Exercise description
Provide the count of lines that hold "immediately" and no other output.

Collection entries
▬▬▬▬▬▬

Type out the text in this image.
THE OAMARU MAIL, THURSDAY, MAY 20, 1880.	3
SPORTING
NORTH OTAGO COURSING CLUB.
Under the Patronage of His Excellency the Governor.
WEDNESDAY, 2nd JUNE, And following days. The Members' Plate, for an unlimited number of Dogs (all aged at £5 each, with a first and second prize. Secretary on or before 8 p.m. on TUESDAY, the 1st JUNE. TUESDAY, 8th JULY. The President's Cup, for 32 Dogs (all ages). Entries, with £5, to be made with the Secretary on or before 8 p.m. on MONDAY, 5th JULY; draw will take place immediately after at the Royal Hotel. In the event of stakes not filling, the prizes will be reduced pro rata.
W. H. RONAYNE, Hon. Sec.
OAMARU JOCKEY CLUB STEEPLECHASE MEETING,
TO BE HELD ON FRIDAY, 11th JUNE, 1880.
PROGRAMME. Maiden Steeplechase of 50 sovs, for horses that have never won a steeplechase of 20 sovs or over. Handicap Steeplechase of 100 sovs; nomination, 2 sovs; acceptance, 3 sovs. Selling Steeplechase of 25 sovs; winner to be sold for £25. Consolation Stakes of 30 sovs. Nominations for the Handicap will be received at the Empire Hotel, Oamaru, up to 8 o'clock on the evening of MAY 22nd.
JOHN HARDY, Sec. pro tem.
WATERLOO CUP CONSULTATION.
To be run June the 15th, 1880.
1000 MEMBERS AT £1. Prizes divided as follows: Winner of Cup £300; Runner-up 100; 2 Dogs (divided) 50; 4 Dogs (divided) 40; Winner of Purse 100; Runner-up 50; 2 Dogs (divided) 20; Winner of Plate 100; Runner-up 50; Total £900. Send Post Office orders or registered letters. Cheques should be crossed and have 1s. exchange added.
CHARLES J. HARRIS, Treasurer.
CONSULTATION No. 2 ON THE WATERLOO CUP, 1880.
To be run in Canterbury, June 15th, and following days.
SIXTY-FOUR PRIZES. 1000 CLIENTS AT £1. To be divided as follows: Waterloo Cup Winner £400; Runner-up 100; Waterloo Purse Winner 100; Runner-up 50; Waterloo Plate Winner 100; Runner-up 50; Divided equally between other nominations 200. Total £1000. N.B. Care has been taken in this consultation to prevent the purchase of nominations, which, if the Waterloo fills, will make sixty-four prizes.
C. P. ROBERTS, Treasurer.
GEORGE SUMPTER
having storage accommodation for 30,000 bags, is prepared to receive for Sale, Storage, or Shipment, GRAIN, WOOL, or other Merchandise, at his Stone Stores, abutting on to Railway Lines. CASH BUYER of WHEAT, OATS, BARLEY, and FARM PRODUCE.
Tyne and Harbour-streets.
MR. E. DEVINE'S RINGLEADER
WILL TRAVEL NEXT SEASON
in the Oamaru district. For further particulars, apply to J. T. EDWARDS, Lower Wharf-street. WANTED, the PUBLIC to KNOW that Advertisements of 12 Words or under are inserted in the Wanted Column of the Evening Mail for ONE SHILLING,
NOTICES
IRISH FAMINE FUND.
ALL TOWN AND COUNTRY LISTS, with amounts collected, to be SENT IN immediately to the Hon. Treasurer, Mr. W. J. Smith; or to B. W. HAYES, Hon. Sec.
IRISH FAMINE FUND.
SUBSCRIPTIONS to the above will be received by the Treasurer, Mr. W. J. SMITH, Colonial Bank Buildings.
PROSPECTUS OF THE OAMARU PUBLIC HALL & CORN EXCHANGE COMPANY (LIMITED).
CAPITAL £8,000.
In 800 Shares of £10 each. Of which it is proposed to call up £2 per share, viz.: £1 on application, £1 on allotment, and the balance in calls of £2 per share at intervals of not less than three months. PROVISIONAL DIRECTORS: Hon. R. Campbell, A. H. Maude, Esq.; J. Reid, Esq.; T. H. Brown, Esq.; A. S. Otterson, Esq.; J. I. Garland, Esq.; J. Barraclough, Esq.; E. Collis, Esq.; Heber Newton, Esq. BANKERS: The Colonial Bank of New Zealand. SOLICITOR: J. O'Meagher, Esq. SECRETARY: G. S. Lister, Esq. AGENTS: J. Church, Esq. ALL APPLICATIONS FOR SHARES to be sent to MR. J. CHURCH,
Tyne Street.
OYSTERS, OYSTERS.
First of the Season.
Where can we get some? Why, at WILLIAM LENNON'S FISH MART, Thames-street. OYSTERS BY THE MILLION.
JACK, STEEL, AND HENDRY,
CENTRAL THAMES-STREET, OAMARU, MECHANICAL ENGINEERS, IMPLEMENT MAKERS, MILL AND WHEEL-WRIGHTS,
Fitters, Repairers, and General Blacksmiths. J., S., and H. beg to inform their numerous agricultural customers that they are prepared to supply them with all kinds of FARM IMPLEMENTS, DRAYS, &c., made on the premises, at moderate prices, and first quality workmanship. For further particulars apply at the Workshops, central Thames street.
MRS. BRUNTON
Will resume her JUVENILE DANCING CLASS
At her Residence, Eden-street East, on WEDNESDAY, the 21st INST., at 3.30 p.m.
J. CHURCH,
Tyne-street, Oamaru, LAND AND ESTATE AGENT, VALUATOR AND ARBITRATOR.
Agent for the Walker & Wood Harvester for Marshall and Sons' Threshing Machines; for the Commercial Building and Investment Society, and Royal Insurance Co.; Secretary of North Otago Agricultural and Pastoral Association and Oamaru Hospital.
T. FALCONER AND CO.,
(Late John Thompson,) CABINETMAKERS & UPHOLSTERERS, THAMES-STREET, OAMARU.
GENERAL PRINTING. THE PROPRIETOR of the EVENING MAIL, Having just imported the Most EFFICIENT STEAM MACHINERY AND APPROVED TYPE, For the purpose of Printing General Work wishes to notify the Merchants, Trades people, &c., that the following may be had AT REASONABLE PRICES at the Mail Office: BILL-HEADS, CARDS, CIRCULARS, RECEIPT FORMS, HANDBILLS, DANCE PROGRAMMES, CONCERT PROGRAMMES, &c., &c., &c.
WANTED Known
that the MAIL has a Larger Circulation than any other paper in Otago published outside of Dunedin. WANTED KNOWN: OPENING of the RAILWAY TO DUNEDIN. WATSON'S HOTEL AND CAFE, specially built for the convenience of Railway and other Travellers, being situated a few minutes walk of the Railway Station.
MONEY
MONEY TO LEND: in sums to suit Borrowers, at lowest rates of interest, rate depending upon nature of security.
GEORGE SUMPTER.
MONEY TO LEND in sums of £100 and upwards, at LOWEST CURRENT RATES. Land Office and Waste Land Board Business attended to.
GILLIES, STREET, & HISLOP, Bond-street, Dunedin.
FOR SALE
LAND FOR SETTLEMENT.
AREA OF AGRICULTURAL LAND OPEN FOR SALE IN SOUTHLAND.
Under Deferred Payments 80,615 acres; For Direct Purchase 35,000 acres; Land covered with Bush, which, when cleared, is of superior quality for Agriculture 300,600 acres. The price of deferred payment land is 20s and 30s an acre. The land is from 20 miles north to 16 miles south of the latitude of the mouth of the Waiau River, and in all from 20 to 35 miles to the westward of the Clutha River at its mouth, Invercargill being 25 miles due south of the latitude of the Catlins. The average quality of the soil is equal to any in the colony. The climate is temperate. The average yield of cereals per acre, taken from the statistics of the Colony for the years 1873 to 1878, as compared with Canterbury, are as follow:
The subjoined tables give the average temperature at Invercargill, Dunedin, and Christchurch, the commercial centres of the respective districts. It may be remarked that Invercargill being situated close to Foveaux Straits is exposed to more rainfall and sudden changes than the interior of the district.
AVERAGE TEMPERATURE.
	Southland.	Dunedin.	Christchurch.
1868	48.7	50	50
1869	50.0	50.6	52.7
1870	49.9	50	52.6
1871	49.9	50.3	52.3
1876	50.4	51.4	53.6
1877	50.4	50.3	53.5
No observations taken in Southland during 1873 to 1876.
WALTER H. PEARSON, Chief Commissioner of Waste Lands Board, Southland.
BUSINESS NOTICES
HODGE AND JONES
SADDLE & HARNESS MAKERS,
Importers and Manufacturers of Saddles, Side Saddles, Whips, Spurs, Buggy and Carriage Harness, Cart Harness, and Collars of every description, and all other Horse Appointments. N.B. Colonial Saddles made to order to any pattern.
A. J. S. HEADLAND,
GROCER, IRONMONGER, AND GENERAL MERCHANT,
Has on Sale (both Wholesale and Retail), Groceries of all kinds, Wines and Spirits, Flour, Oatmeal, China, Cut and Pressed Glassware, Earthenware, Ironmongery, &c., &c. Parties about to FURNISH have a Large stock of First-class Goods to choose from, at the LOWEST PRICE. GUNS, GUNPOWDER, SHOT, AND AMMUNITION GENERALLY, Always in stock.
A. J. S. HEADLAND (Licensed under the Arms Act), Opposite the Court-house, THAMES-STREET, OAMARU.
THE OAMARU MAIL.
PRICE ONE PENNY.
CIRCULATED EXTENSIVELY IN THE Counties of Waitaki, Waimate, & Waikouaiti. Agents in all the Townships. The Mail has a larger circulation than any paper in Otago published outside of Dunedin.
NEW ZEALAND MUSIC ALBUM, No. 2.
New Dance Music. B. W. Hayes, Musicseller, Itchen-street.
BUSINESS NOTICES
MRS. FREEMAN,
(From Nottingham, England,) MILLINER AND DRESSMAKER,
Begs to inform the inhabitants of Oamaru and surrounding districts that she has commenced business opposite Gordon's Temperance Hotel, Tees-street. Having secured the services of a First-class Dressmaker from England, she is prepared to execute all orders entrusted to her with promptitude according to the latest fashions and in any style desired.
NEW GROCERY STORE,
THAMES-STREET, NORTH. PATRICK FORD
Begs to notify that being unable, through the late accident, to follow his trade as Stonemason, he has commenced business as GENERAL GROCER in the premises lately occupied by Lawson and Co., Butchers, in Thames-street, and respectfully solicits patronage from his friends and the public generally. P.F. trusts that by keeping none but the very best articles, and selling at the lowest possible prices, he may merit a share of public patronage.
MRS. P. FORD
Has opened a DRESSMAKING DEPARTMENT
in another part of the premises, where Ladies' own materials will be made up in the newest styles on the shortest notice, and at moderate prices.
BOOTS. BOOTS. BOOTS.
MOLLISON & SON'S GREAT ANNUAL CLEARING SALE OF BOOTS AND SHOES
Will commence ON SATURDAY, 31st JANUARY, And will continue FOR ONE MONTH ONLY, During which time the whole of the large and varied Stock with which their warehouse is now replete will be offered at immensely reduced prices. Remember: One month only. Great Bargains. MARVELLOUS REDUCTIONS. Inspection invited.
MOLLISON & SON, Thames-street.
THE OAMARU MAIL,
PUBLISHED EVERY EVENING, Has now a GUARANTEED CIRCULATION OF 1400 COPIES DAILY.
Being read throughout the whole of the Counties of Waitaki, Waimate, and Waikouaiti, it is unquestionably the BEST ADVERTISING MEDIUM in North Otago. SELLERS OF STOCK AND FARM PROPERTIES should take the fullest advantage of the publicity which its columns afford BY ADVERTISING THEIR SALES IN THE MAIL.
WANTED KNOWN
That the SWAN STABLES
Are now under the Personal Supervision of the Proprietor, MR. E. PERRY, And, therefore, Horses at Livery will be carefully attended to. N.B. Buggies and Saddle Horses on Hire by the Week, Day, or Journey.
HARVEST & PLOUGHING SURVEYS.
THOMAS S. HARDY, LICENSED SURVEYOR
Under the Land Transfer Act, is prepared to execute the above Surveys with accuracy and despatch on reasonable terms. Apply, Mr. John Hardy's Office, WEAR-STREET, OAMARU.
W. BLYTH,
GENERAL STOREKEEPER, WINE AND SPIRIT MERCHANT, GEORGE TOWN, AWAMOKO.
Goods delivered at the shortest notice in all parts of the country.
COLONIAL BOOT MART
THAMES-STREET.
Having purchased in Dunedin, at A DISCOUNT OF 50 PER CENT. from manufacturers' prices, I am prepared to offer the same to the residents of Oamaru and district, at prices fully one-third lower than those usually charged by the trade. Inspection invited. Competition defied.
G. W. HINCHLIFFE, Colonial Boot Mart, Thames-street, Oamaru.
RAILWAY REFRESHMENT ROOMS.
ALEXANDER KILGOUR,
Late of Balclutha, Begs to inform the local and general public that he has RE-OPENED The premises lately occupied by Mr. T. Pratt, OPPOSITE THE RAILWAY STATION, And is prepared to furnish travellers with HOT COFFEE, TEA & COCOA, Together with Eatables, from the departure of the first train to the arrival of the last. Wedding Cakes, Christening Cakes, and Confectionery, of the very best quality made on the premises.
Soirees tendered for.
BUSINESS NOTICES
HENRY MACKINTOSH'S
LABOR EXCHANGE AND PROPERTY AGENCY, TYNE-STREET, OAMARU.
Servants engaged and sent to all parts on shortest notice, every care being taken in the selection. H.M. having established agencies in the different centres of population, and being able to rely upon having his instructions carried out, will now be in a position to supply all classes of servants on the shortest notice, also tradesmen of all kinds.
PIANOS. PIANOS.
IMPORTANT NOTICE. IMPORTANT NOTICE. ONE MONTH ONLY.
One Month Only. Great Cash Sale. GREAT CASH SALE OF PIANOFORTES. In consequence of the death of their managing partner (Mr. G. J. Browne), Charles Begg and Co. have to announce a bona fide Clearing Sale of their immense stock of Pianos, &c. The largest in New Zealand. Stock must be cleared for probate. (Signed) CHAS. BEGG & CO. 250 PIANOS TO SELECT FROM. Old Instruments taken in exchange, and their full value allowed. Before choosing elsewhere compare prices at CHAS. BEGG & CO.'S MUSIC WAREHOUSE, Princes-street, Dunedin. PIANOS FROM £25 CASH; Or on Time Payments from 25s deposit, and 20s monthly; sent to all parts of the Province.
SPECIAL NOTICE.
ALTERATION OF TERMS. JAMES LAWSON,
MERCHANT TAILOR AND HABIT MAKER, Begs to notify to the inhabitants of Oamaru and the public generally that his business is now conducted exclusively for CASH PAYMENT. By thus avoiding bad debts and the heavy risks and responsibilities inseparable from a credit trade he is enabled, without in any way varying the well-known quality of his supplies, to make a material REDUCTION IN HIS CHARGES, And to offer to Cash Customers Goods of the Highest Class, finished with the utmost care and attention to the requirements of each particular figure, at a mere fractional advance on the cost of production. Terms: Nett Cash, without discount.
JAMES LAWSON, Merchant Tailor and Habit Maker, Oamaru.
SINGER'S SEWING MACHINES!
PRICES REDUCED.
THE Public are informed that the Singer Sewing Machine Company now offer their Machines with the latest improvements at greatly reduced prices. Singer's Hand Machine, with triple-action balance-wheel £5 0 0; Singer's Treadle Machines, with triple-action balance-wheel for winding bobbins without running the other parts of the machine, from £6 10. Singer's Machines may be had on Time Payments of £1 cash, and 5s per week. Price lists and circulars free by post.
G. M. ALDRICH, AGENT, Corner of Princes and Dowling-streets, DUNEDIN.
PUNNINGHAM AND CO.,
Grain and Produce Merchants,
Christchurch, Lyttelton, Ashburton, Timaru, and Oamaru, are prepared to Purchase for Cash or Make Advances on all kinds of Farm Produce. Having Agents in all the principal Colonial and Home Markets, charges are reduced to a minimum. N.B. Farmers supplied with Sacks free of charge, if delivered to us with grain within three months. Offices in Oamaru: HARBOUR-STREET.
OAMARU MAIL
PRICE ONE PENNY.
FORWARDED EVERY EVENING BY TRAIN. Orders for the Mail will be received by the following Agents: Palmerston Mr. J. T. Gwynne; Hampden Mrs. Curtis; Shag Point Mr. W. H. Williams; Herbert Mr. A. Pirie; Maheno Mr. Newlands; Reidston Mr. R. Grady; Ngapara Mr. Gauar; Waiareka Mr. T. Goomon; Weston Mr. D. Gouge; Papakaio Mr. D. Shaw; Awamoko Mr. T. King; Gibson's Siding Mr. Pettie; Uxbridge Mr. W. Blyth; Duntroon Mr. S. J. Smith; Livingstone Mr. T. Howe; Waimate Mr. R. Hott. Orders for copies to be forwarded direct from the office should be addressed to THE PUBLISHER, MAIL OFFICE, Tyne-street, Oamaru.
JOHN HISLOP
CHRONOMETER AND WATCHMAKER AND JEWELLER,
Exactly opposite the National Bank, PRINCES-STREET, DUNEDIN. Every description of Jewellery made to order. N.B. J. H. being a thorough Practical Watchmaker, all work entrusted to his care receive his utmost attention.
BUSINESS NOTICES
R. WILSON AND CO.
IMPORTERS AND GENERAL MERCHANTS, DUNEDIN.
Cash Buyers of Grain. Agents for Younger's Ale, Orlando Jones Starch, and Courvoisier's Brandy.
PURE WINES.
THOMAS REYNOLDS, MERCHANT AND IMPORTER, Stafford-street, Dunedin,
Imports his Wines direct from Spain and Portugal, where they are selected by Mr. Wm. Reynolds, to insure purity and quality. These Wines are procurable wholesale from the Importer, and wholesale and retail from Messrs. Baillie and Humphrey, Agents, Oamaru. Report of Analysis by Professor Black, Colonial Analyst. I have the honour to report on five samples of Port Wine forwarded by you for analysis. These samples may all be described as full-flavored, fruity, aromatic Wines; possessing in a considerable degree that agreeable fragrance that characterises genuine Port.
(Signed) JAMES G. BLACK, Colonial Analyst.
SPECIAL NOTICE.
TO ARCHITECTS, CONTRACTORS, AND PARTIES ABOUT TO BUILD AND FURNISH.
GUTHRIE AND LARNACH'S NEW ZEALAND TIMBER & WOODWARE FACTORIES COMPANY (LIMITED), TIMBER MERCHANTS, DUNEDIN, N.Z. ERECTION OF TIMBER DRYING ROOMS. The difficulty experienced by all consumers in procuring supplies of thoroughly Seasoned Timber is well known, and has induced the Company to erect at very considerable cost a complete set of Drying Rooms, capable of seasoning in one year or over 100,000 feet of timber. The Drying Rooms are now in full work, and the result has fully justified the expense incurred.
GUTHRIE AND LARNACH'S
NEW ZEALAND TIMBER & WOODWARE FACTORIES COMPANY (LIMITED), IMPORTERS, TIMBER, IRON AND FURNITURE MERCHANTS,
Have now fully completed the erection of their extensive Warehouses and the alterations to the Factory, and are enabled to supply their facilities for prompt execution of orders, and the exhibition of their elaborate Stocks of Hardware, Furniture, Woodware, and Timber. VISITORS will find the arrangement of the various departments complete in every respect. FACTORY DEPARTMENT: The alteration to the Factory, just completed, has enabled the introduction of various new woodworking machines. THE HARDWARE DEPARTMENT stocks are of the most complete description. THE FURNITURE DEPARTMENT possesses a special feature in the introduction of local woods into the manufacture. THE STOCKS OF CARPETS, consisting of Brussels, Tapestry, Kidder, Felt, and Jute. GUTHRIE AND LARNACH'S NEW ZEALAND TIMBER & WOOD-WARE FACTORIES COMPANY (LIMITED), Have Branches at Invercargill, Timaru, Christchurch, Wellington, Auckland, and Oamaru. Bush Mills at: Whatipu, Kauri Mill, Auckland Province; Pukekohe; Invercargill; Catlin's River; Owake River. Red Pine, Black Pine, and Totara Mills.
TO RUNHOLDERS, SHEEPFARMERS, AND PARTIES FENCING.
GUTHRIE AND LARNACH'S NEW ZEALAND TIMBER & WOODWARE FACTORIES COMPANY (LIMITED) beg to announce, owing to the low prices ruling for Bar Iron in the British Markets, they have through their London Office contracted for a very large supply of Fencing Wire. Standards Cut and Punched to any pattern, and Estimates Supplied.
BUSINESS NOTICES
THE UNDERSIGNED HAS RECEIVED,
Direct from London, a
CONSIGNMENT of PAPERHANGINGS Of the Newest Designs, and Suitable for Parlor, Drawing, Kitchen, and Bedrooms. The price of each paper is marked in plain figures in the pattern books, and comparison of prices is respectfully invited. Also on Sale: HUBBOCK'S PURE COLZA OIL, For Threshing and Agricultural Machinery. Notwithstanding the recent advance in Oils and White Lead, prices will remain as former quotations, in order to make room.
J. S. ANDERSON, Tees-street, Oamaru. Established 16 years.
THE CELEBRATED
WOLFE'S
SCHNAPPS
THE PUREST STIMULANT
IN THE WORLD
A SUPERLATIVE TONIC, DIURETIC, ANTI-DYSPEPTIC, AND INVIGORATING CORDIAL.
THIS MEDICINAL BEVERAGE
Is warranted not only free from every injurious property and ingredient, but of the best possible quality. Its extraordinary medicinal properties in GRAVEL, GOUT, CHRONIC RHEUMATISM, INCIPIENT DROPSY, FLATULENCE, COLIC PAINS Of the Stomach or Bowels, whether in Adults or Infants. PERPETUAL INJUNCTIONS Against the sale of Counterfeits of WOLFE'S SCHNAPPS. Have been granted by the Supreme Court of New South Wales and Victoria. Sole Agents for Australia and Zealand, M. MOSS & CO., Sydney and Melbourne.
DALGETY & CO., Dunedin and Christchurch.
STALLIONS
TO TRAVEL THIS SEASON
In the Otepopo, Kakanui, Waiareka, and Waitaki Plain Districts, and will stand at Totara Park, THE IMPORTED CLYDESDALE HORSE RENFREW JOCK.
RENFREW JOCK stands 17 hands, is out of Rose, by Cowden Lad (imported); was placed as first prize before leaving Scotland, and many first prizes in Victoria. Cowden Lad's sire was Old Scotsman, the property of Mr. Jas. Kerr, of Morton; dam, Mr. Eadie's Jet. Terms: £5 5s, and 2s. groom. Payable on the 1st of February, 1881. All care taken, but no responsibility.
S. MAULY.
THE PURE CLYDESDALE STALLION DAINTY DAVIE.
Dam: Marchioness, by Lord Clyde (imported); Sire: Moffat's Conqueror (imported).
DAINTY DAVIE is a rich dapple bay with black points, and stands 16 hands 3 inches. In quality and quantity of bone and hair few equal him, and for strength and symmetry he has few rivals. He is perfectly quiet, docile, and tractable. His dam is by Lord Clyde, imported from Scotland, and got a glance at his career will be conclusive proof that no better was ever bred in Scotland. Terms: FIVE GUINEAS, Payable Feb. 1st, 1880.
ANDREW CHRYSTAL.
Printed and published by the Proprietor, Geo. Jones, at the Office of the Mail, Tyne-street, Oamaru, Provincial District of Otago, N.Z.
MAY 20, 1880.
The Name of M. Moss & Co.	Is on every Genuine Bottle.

▬▬▬▬▬▬

The reply
2